Keep every line where the word "Developing" appears; drop the rest.

## Provided material
>>>>

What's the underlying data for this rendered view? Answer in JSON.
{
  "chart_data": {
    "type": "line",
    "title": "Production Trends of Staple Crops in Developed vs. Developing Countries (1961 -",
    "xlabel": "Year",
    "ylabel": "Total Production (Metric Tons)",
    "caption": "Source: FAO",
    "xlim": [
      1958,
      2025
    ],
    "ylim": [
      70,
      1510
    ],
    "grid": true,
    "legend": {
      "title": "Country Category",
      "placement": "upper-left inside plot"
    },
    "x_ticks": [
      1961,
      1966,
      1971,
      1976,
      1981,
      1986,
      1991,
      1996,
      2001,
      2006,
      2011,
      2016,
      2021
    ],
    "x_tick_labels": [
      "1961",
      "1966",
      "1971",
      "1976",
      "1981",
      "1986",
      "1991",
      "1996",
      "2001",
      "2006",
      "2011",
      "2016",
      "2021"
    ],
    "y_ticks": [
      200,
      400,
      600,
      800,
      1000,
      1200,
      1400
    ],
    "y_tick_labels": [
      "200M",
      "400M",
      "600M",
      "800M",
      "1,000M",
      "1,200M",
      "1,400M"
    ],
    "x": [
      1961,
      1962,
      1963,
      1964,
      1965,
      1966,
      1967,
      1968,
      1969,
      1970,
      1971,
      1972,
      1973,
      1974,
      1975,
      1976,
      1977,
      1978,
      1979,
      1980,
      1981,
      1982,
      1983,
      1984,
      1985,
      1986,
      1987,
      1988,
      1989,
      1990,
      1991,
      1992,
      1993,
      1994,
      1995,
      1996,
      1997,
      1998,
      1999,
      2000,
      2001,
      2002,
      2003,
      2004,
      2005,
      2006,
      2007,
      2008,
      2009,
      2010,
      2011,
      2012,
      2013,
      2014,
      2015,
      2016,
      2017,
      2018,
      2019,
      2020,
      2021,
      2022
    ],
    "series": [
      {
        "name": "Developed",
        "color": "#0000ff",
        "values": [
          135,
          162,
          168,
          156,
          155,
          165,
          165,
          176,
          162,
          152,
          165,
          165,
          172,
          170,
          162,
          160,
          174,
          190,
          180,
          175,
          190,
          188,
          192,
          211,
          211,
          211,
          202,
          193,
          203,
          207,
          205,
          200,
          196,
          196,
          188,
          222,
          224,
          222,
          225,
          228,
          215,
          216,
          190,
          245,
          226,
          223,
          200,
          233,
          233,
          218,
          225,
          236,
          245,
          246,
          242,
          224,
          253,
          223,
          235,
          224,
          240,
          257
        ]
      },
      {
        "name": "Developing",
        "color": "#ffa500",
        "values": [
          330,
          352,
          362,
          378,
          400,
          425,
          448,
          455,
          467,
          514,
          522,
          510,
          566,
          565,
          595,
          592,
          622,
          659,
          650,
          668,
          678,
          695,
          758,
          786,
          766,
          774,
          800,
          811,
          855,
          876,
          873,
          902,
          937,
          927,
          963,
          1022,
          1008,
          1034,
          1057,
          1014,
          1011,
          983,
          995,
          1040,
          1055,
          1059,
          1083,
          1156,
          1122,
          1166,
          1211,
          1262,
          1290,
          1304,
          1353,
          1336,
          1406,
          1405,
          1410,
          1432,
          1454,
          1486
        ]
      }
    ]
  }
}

<<<<

## Full solution
    "title": "Production Trends of Staple Crops in Developed vs. Developing Countries (1961 -",
        "name": "Developing",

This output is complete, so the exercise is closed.